**GOAL**
Using the records below, please work out how many lines contain "NetEnforcer"; answer with the number alone.

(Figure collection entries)
·····

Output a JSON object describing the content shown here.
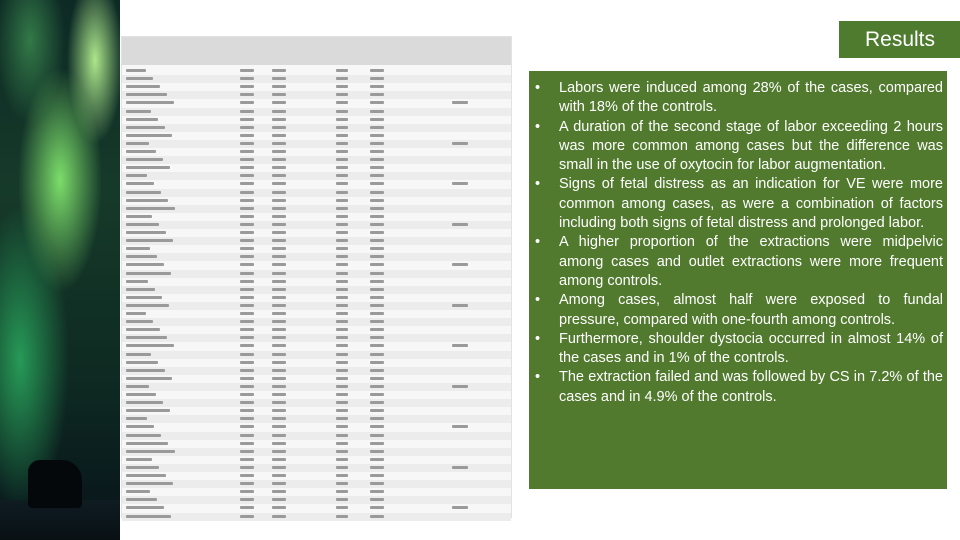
{
  "slide": {
    "title": "Results",
    "bullet_glyph": "•",
    "bullets": [
      "Labors were induced among 28% of the cases, compared with 18% of the controls.",
      "A duration of the second stage of labor exceeding 2 hours was more common among cases but the difference was small in the use of oxytocin for labor augmentation.",
      " Signs of fetal distress as an indication for VE were more common among cases, as were a combination of factors including both signs of fetal distress and prolonged labor.",
      "A higher proportion of the extractions were midpelvic among cases and outlet extractions were more frequent among controls.",
      "Among cases, almost half were exposed to fundal pressure, compared with one-fourth among controls.",
      "Furthermore, shoulder dystocia occurred in almost 14% of the cases and in 1% of the controls.",
      "The extraction failed and was followed by CS in 7.2% of the cases and in 4.9% of the controls."
    ]
  },
  "colors": {
    "panel_green": "#517a2e",
    "title_green": "#4f7b2f",
    "text": "#ffffff"
  }
}
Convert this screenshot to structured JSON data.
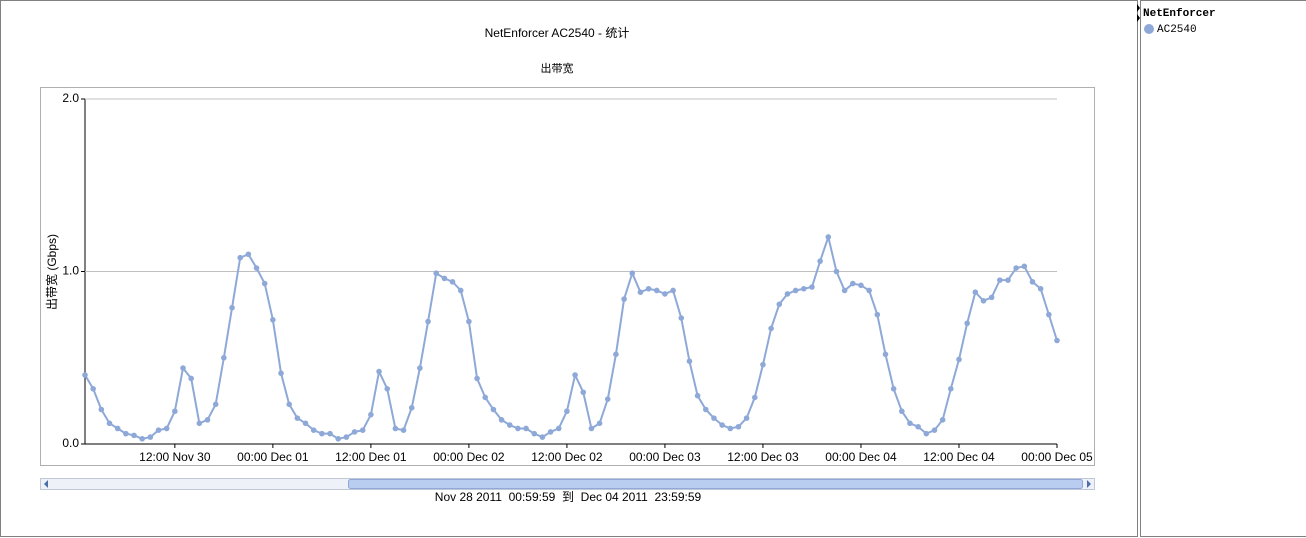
{
  "chart_data": {
    "type": "line",
    "title": "NetEnforcer AC2540 - 统计",
    "subtitle": "出带宽",
    "y_label": "出带宽 (Gbps)",
    "range_label": "Nov 28 2011  00:59:59  到  Dec 04 2011  23:59:59",
    "legend_title": "NetEnforcer",
    "x": [
      "2011-11-30T01:00",
      "2011-11-30T02:00",
      "2011-11-30T03:00",
      "2011-11-30T04:00",
      "2011-11-30T05:00",
      "2011-11-30T06:00",
      "2011-11-30T07:00",
      "2011-11-30T08:00",
      "2011-11-30T09:00",
      "2011-11-30T10:00",
      "2011-11-30T11:00",
      "2011-11-30T12:00",
      "2011-11-30T13:00",
      "2011-11-30T14:00",
      "2011-11-30T15:00",
      "2011-11-30T16:00",
      "2011-11-30T17:00",
      "2011-11-30T18:00",
      "2011-11-30T19:00",
      "2011-11-30T20:00",
      "2011-11-30T21:00",
      "2011-11-30T22:00",
      "2011-11-30T23:00",
      "2011-12-01T00:00",
      "2011-12-01T01:00",
      "2011-12-01T02:00",
      "2011-12-01T03:00",
      "2011-12-01T04:00",
      "2011-12-01T05:00",
      "2011-12-01T06:00",
      "2011-12-01T07:00",
      "2011-12-01T08:00",
      "2011-12-01T09:00",
      "2011-12-01T10:00",
      "2011-12-01T11:00",
      "2011-12-01T12:00",
      "2011-12-01T13:00",
      "2011-12-01T14:00",
      "2011-12-01T15:00",
      "2011-12-01T16:00",
      "2011-12-01T17:00",
      "2011-12-01T18:00",
      "2011-12-01T19:00",
      "2011-12-01T20:00",
      "2011-12-01T21:00",
      "2011-12-01T22:00",
      "2011-12-01T23:00",
      "2011-12-02T00:00",
      "2011-12-02T01:00",
      "2011-12-02T02:00",
      "2011-12-02T03:00",
      "2011-12-02T04:00",
      "2011-12-02T05:00",
      "2011-12-02T06:00",
      "2011-12-02T07:00",
      "2011-12-02T08:00",
      "2011-12-02T09:00",
      "2011-12-02T10:00",
      "2011-12-02T11:00",
      "2011-12-02T12:00",
      "2011-12-02T13:00",
      "2011-12-02T14:00",
      "2011-12-02T15:00",
      "2011-12-02T16:00",
      "2011-12-02T17:00",
      "2011-12-02T18:00",
      "2011-12-02T19:00",
      "2011-12-02T20:00",
      "2011-12-02T21:00",
      "2011-12-02T22:00",
      "2011-12-02T23:00",
      "2011-12-03T00:00",
      "2011-12-03T01:00",
      "2011-12-03T02:00",
      "2011-12-03T03:00",
      "2011-12-03T04:00",
      "2011-12-03T05:00",
      "2011-12-03T06:00",
      "2011-12-03T07:00",
      "2011-12-03T08:00",
      "2011-12-03T09:00",
      "2011-12-03T10:00",
      "2011-12-03T11:00",
      "2011-12-03T12:00",
      "2011-12-03T13:00",
      "2011-12-03T14:00",
      "2011-12-03T15:00",
      "2011-12-03T16:00",
      "2011-12-03T17:00",
      "2011-12-03T18:00",
      "2011-12-03T19:00",
      "2011-12-03T20:00",
      "2011-12-03T21:00",
      "2011-12-03T22:00",
      "2011-12-03T23:00",
      "2011-12-04T00:00",
      "2011-12-04T01:00",
      "2011-12-04T02:00",
      "2011-12-04T03:00",
      "2011-12-04T04:00",
      "2011-12-04T05:00",
      "2011-12-04T06:00",
      "2011-12-04T07:00",
      "2011-12-04T08:00",
      "2011-12-04T09:00",
      "2011-12-04T10:00",
      "2011-12-04T11:00",
      "2011-12-04T12:00",
      "2011-12-04T13:00",
      "2011-12-04T14:00",
      "2011-12-04T15:00",
      "2011-12-04T16:00",
      "2011-12-04T17:00",
      "2011-12-04T18:00",
      "2011-12-04T19:00",
      "2011-12-04T20:00",
      "2011-12-04T21:00",
      "2011-12-04T22:00",
      "2011-12-04T23:00",
      "2011-12-05T00:00"
    ],
    "series": [
      {
        "name": "AC2540",
        "color": "#8ea9d8",
        "values": [
          0.4,
          0.32,
          0.2,
          0.12,
          0.09,
          0.06,
          0.05,
          0.03,
          0.04,
          0.08,
          0.09,
          0.19,
          0.44,
          0.38,
          0.12,
          0.14,
          0.23,
          0.5,
          0.79,
          1.08,
          1.1,
          1.02,
          0.93,
          0.72,
          0.41,
          0.23,
          0.15,
          0.12,
          0.08,
          0.06,
          0.06,
          0.03,
          0.04,
          0.07,
          0.08,
          0.17,
          0.42,
          0.32,
          0.09,
          0.08,
          0.21,
          0.44,
          0.71,
          0.99,
          0.96,
          0.94,
          0.89,
          0.71,
          0.38,
          0.27,
          0.2,
          0.14,
          0.11,
          0.09,
          0.09,
          0.06,
          0.04,
          0.07,
          0.09,
          0.19,
          0.4,
          0.3,
          0.09,
          0.12,
          0.26,
          0.52,
          0.84,
          0.99,
          0.88,
          0.9,
          0.89,
          0.87,
          0.89,
          0.73,
          0.48,
          0.28,
          0.2,
          0.15,
          0.11,
          0.09,
          0.1,
          0.15,
          0.27,
          0.46,
          0.67,
          0.81,
          0.87,
          0.89,
          0.9,
          0.91,
          1.06,
          1.2,
          1.0,
          0.89,
          0.93,
          0.92,
          0.89,
          0.75,
          0.52,
          0.32,
          0.19,
          0.12,
          0.1,
          0.06,
          0.08,
          0.14,
          0.32,
          0.49,
          0.7,
          0.88,
          0.83,
          0.85,
          0.95,
          0.95,
          1.02,
          1.03,
          0.94,
          0.9,
          0.75,
          0.6
        ]
      }
    ],
    "xlim": [
      "2011-11-30T01:00",
      "2011-12-05T00:00"
    ],
    "xticks": [
      {
        "value": "2011-11-30T12:00",
        "label": "12:00 Nov 30"
      },
      {
        "value": "2011-12-01T00:00",
        "label": "00:00 Dec 01"
      },
      {
        "value": "2011-12-01T12:00",
        "label": "12:00 Dec 01"
      },
      {
        "value": "2011-12-02T00:00",
        "label": "00:00 Dec 02"
      },
      {
        "value": "2011-12-02T12:00",
        "label": "12:00 Dec 02"
      },
      {
        "value": "2011-12-03T00:00",
        "label": "00:00 Dec 03"
      },
      {
        "value": "2011-12-03T12:00",
        "label": "12:00 Dec 03"
      },
      {
        "value": "2011-12-04T00:00",
        "label": "00:00 Dec 04"
      },
      {
        "value": "2011-12-04T12:00",
        "label": "12:00 Dec 04"
      },
      {
        "value": "2011-12-05T00:00",
        "label": "00:00 Dec 05"
      }
    ],
    "ylim": [
      0,
      2
    ],
    "yticks": [
      {
        "value": 0,
        "label": "0.0"
      },
      {
        "value": 1,
        "label": "1.0"
      },
      {
        "value": 2,
        "label": "2.0"
      }
    ],
    "grid": true
  }
}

·····

**THE RESPONSE**
2